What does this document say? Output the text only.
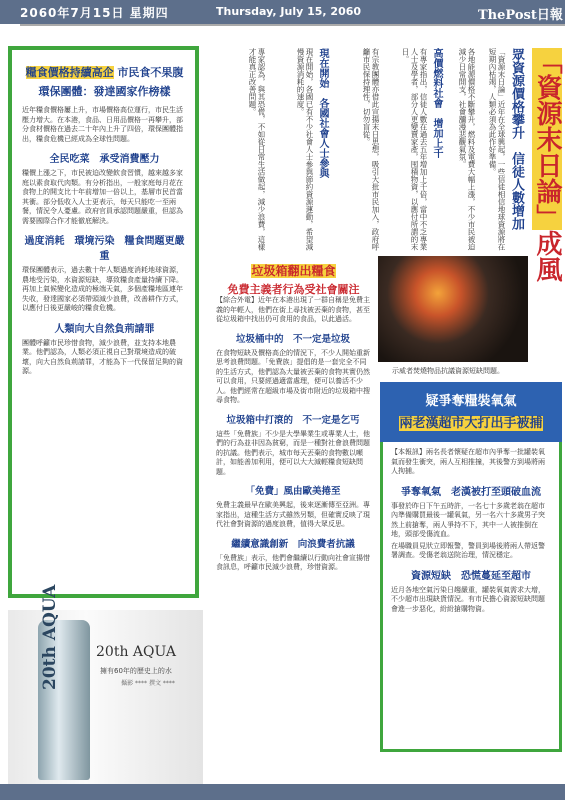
2060年7月15日 星期四	Thursday, July 15, 2060	ThePost日報
糧食價格持續高企 市民食不果腹
環保團體：發達國家作榜樣

近年糧食價格屢上升，市場價格高位運行，市民生活壓力增大。在本港，食品、日用品價格一再攀升，部分食材價格在過去二十年內上升了四倍，環保團體指出，糧食危機已經成為全球性問題。

全民吃菜　承受消費壓力

糧價上漲之下，市民被迫改變飲食習慣，越來越多家庭以素食取代肉類。有分析指出，一般家庭每月花在食物上的開支比十年前增加一倍以上，基層市民首當其衝。部分低收入人士更表示，每天只能吃一至兩餐，情況令人憂慮。政府官員承認問題嚴重，但認為需要國際合作才能徹底解決。

過度消耗　環境污染　糧食問題更嚴重

環保團體表示，過去數十年人類過度消耗地球資源，農地受污染，水資源短缺，導致糧食產量持續下降。再加上氣候變化造成的極端天氣，多個產糧地區連年失收，發達國家必須帶頭減少浪費，改善耕作方式，以應付日後更嚴峻的糧食危機。

人類向大自然負荊請罪

團體呼籲市民珍惜食物，減少浪費，並支持本地農業。他們認為，人類必須正視自己對環境造成的破壞，向大自然負荊請罪，才能為下一代保留足夠的資源。

20th AQUA	20th AQUA
擁有60年的歷史上的水
攝影 **** 撰文 ****
眾資源價格攀升　信徒人數增加
「資源末日論」近年在全球興起，一些信徒相信地球資源將在短期內枯竭，人類必須為此作好準備。
各地能源價格不斷攀升，燃料及電費大幅上漲，不少市民被迫減少日常開支，社會瀰漫悲觀氣氛。
高價燃料社會　增加上千
有專家指出，信徒人數在過去五年增加上千倍，當中不乏專業人士及學者，部分人更變賣家產，囤積物資，以應付所謂的末日。
有宗教團體亦借此宣揚末日思想，吸引大批市民加入，政府呼籲市民保持理性，切勿盲從。
現在開始　各國社會人士參與
現在開始，各國已有不少社會人士參與節約資源運動，希望減慢資源消耗的速度。
專家認為，與其恐慌，不如從日常生活做起，減少浪費，這樣才能真正改善問題。	「資源末日論」成風
示威者焚燒物品抗議資源短缺問題。
垃圾箱翻出糧食
免費主義者行為受社會關注

【綜合外電】近年在本港出現了一群自稱是免費主義的年輕人，他們在街上尋找被丟棄的食物，甚至從垃圾箱中找出仍可食用的食品，以此過活。

垃圾桶中的　不一定是垃圾

在食物短缺及價格高企的情況下，不少人開始重新思考浪費問題。「免費族」提倡的是一套完全不同的生活方式，他們認為大量被丟棄的食物其實仍然可以食用，只要經過適當處理，便可以養活不少人。他們經常在超級市場及街市附近的垃圾箱中搜尋食物。

垃圾箱中打滾的　不一定是乞丐

這些「免費族」不少是大學畢業生或專業人士，他們的行為並非因為貧窮，而是一種對社會浪費問題的抗議。他們表示，城市每天丟棄的食物數以噸計，如能善加利用，便可以大大減輕糧食短缺問題。

「免費」風由歐美捲至

免費主義最早在歐美興起，後來逐漸傳至亞洲。專家指出，這種生活方式雖然另類，但確實反映了現代社會對資源的過度浪費，值得大眾反思。

繼續意識創新　向浪費者抗議

「免費族」表示，他們會繼續以行動向社會宣揚惜食訊息，呼籲市民減少浪費，珍惜資源。

疑爭奪糧裝氧氣
兩老漢超市大打出手被捕

【本報訊】兩名長者懷疑在超市內爭奪一批罐裝氧氣而發生衝突，兩人互相推撞，其後警方到場將兩人拘捕。

爭奪氧氣　老漢被打至頭破血流

事發於昨日下午五時許，一名七十多歲老翁在超市內準備購買最後一罐氧氣，另一名六十多歲男子突然上前搶奪，兩人爭持不下，其中一人被推倒在地，頭部受傷流血。

在場職員見狀立即報警，警員到場後將兩人帶返警署調查。受傷老翁送院治理，情況穩定。

資源短缺　恐慌蔓延至超市

近月各地空氣污染日趨嚴重，罐裝氧氣需求大增，不少超市出現缺貨情況。有市民擔心資源短缺問題會進一步惡化，紛紛搶購物資。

..........

» Given task
From the material above, copy everything exactly but the pictures.

» Solution to this exercise
What does this document say? Output the text only.
2060年7月15日 星期四	Thursday, July 15, 2060	ThePost日報
糧食價格持續高企 市民食不果腹
環保團體：發達國家作榜樣

近年糧食價格屢上升，市場價格高位運行，市民生活壓力增大。在本港，食品、日用品價格一再攀升，部分食材價格在過去二十年內上升了四倍，環保團體指出，糧食危機已經成為全球性問題。

全民吃菜　承受消費壓力

糧價上漲之下，市民被迫改變飲食習慣，越來越多家庭以素食取代肉類。有分析指出，一般家庭每月花在食物上的開支比十年前增加一倍以上，基層市民首當其衝。部分低收入人士更表示，每天只能吃一至兩餐，情況令人憂慮。政府官員承認問題嚴重，但認為需要國際合作才能徹底解決。

過度消耗　環境污染　糧食問題更嚴重

環保團體表示，過去數十年人類過度消耗地球資源，農地受污染，水資源短缺，導致糧食產量持續下降。再加上氣候變化造成的極端天氣，多個產糧地區連年失收，發達國家必須帶頭減少浪費，改善耕作方式，以應付日後更嚴峻的糧食危機。

人類向大自然負荊請罪

團體呼籲市民珍惜食物，減少浪費，並支持本地農業。他們認為，人類必須正視自己對環境造成的破壞，向大自然負荊請罪，才能為下一代保留足夠的資源。

20th AQUA	20th AQUA
擁有60年的歷史上的水
攝影 **** 撰文 ****
眾資源價格攀升　信徒人數增加
「資源末日論」近年在全球興起，一些信徒相信地球資源將在短期內枯竭，人類必須為此作好準備。
各地能源價格不斷攀升，燃料及電費大幅上漲，不少市民被迫減少日常開支，社會瀰漫悲觀氣氛。
高價燃料社會　增加上千
有專家指出，信徒人數在過去五年增加上千倍，當中不乏專業人士及學者，部分人更變賣家產，囤積物資，以應付所謂的末日。
有宗教團體亦借此宣揚末日思想，吸引大批市民加入，政府呼籲市民保持理性，切勿盲從。
現在開始　各國社會人士參與
現在開始，各國已有不少社會人士參與節約資源運動，希望減慢資源消耗的速度。
專家認為，與其恐慌，不如從日常生活做起，減少浪費，這樣才能真正改善問題。	「資源末日論」成風
示威者焚燒物品抗議資源短缺問題。
垃圾箱翻出糧食
免費主義者行為受社會關注

【綜合外電】近年在本港出現了一群自稱是免費主義的年輕人，他們在街上尋找被丟棄的食物，甚至從垃圾箱中找出仍可食用的食品，以此過活。

垃圾桶中的　不一定是垃圾

在食物短缺及價格高企的情況下，不少人開始重新思考浪費問題。「免費族」提倡的是一套完全不同的生活方式，他們認為大量被丟棄的食物其實仍然可以食用，只要經過適當處理，便可以養活不少人。他們經常在超級市場及街市附近的垃圾箱中搜尋食物。

垃圾箱中打滾的　不一定是乞丐

這些「免費族」不少是大學畢業生或專業人士，他們的行為並非因為貧窮，而是一種對社會浪費問題的抗議。他們表示，城市每天丟棄的食物數以噸計，如能善加利用，便可以大大減輕糧食短缺問題。

「免費」風由歐美捲至

免費主義最早在歐美興起，後來逐漸傳至亞洲。專家指出，這種生活方式雖然另類，但確實反映了現代社會對資源的過度浪費，值得大眾反思。

繼續意識創新　向浪費者抗議

「免費族」表示，他們會繼續以行動向社會宣揚惜食訊息，呼籲市民減少浪費，珍惜資源。

疑爭奪糧裝氧氣
兩老漢超市大打出手被捕

【本報訊】兩名長者懷疑在超市內爭奪一批罐裝氧氣而發生衝突，兩人互相推撞，其後警方到場將兩人拘捕。

爭奪氧氣　老漢被打至頭破血流

事發於昨日下午五時許，一名七十多歲老翁在超市內準備購買最後一罐氧氣，另一名六十多歲男子突然上前搶奪，兩人爭持不下，其中一人被推倒在地，頭部受傷流血。

在場職員見狀立即報警，警員到場後將兩人帶返警署調查。受傷老翁送院治理，情況穩定。

資源短缺　恐慌蔓延至超市

近月各地空氣污染日趨嚴重，罐裝氧氣需求大增，不少超市出現缺貨情況。有市民擔心資源短缺問題會進一步惡化，紛紛搶購物資。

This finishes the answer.